Given problem:
Write out every line of the listing below as a numbered list. Skip blank lines and leave the pictures out.

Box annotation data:
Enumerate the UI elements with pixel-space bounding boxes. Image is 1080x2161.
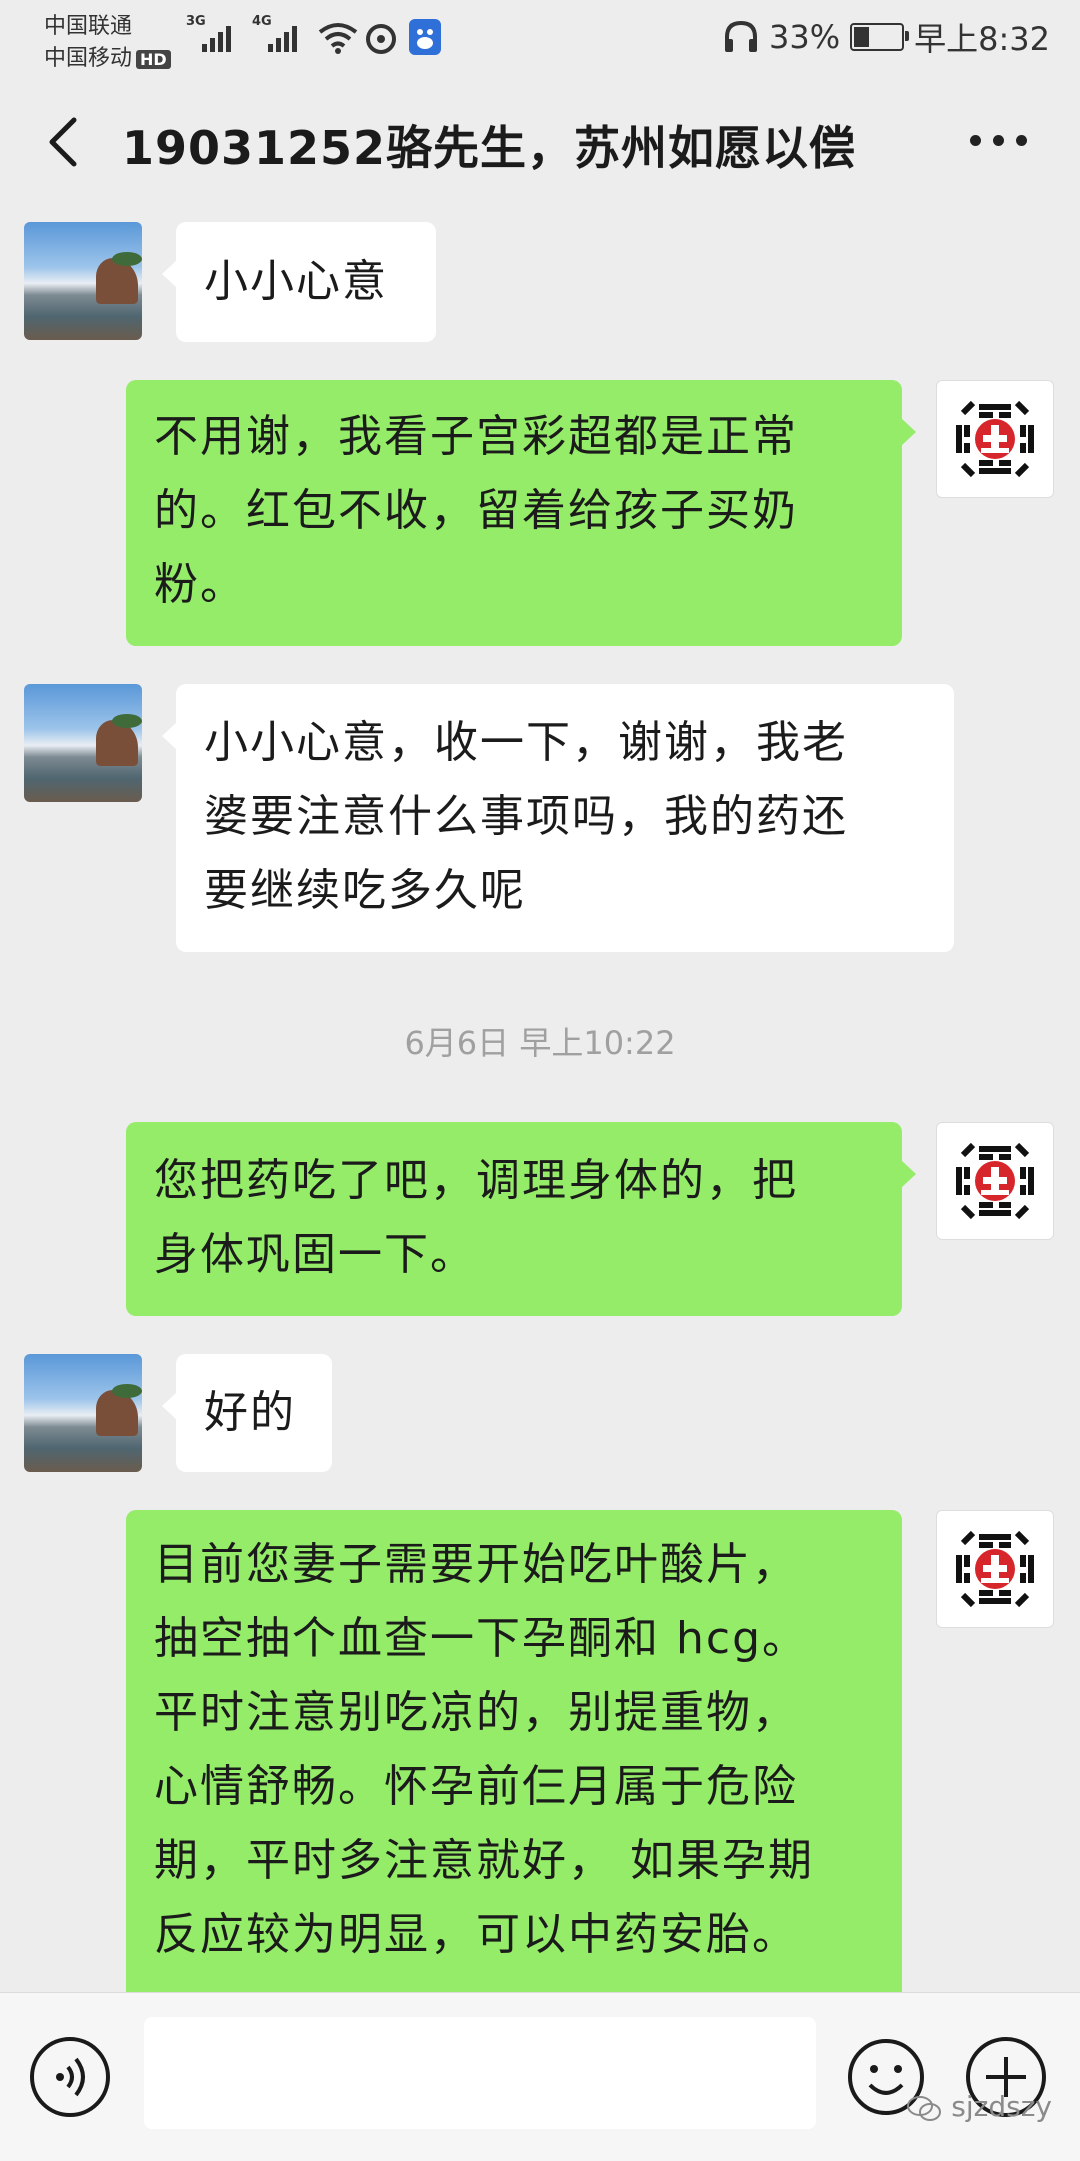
voice-icon[interactable] <box>30 2037 110 2117</box>
battery-percent: 33% <box>769 18 841 56</box>
more-dots-icon[interactable] <box>970 120 1040 160</box>
contact-avatar[interactable] <box>24 222 142 340</box>
user-avatar[interactable] <box>936 1510 1054 1628</box>
bagua-logo-icon <box>956 1142 1034 1220</box>
received-message[interactable]: 好的 <box>162 1354 332 1472</box>
chevron-left-icon[interactable] <box>36 112 96 172</box>
status-bar: 中国联通 中国移动 HD 3G 4G 33% 早上8:32 <box>0 0 1080 72</box>
clock: 早上8:32 <box>914 20 1050 58</box>
sent-message[interactable]: 目前您妻子需要开始吃叶酸片， 抽空抽个血查一下孕酮和 hcg。 平时注意别吃凉的… <box>126 1510 902 1992</box>
status-right: 33% 早上8:32 <box>723 14 1050 60</box>
carrier-2-label: 中国移动 <box>44 46 133 71</box>
wifi-icon <box>318 23 358 54</box>
chat-header: 19031252骆先生，苏州如愿以偿 <box>0 72 1080 212</box>
user-avatar[interactable] <box>936 380 1054 498</box>
voice-waves-icon <box>56 2057 85 2097</box>
user-avatar[interactable] <box>936 1122 1054 1240</box>
battery-icon <box>850 23 910 51</box>
contact-avatar[interactable] <box>24 684 142 802</box>
sent-message[interactable]: 不用谢，我看子宫彩超都是正常 的。红包不收，留着给孩子买奶 粉。 <box>126 380 916 646</box>
watermark-text: sjzdszy <box>951 2090 1052 2123</box>
carrier-2: 中国移动 HD <box>44 40 171 72</box>
contact-avatar[interactable] <box>24 1354 142 1472</box>
sent-message[interactable]: 您把药吃了吧，调理身体的，把 身体巩固一下。 <box>126 1122 916 1316</box>
hd-badge: HD <box>136 50 171 69</box>
message-input[interactable] <box>144 2017 816 2129</box>
input-bar <box>0 1992 1080 2161</box>
wechat-icon <box>907 2096 942 2121</box>
received-message[interactable]: 小小心意 <box>162 222 436 342</box>
received-message[interactable]: 小小心意，收一下，谢谢，我老 婆要注意什么事项吗，我的药还 要继续吃多久呢 <box>162 684 954 952</box>
battery-fill <box>854 27 870 47</box>
netease-music-icon <box>366 24 396 54</box>
baidu-icon <box>409 19 441 55</box>
chat-title: 19031252骆先生，苏州如愿以偿 <box>122 121 857 175</box>
headphones-icon <box>725 20 757 52</box>
watermark: sjzdszy <box>906 2090 1052 2123</box>
bagua-logo-icon <box>956 1530 1034 1608</box>
bagua-logo-icon <box>956 400 1034 478</box>
carrier-1: 中国联通 <box>44 14 133 39</box>
timestamp: 6月6日 早上10:22 <box>404 1024 676 1062</box>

Written answer:
1. Enumerate the UI elements with pixel-space bounding boxes. Image is 1080x2161.
2. voice-icon[interactable] <box>30 2037 110 2117</box>
3. battery-percent: 33% <box>769 18 841 56</box>
4. more-dots-icon[interactable] <box>970 120 1040 160</box>
5. contact-avatar[interactable] <box>24 222 142 340</box>
6. user-avatar[interactable] <box>936 1510 1054 1628</box>
7. bagua-logo-icon <box>956 1142 1034 1220</box>
8. received-message[interactable]: 好的 <box>162 1354 332 1472</box>
9. chevron-left-icon[interactable] <box>36 112 96 172</box>
10. status-bar: 中国联通 中国移动 HD 3G 4G 33% 早上8:32 <box>0 0 1080 72</box>
11. clock: 早上8:32 <box>914 20 1050 58</box>
12. sent-message[interactable]: 目前您妻子需要开始吃叶酸片， 抽空抽个血查一下孕酮和 hcg。 平时注意别吃凉的… <box>126 1510 902 1992</box>
13. status-right: 33% 早上8:32 <box>723 14 1050 60</box>
14. carrier-2-label: 中国移动 <box>44 46 133 71</box>
15. wifi-icon <box>318 23 358 54</box>
16. chat-header: 19031252骆先生，苏州如愿以偿 <box>0 72 1080 212</box>
17. user-avatar[interactable] <box>936 380 1054 498</box>
18. voice-waves-icon <box>56 2057 85 2097</box>
19. user-avatar[interactable] <box>936 1122 1054 1240</box>
20. battery-icon <box>850 23 910 51</box>
21. contact-avatar[interactable] <box>24 684 142 802</box>
22. sent-message[interactable]: 不用谢，我看子宫彩超都是正常 的。红包不收，留着给孩子买奶 粉。 <box>126 380 916 646</box>
23. watermark-text: sjzdszy <box>951 2090 1052 2123</box>
24. carrier-2: 中国移动 HD <box>44 40 171 72</box>
25. contact-avatar[interactable] <box>24 1354 142 1472</box>
26. sent-message[interactable]: 您把药吃了吧，调理身体的，把 身体巩固一下。 <box>126 1122 916 1316</box>
27. hd-badge: HD <box>136 50 171 69</box>
28. message-input[interactable] <box>144 2017 816 2129</box>
29. input-bar <box>0 1992 1080 2161</box>
30. wechat-icon <box>907 2096 942 2121</box>
31. received-message[interactable]: 小小心意 <box>162 222 436 342</box>
32. received-message[interactable]: 小小心意，收一下，谢谢，我老 婆要注意什么事项吗，我的药还 要继续吃多久呢 <box>162 684 954 952</box>
33. battery-fill <box>854 27 870 47</box>
34. netease-music-icon <box>366 24 396 54</box>
35. baidu-icon <box>409 19 441 55</box>
36. chat-title: 19031252骆先生，苏州如愿以偿 <box>122 121 857 175</box>
37. headphones-icon <box>725 20 757 52</box>
38. watermark: sjzdszy <box>906 2090 1052 2123</box>
39. bagua-logo-icon <box>956 1530 1034 1608</box>
40. bagua-logo-icon <box>956 400 1034 478</box>
41. carrier-1: 中国联通 <box>44 14 133 39</box>
42. timestamp: 6月6日 早上10:22 <box>404 1024 676 1062</box>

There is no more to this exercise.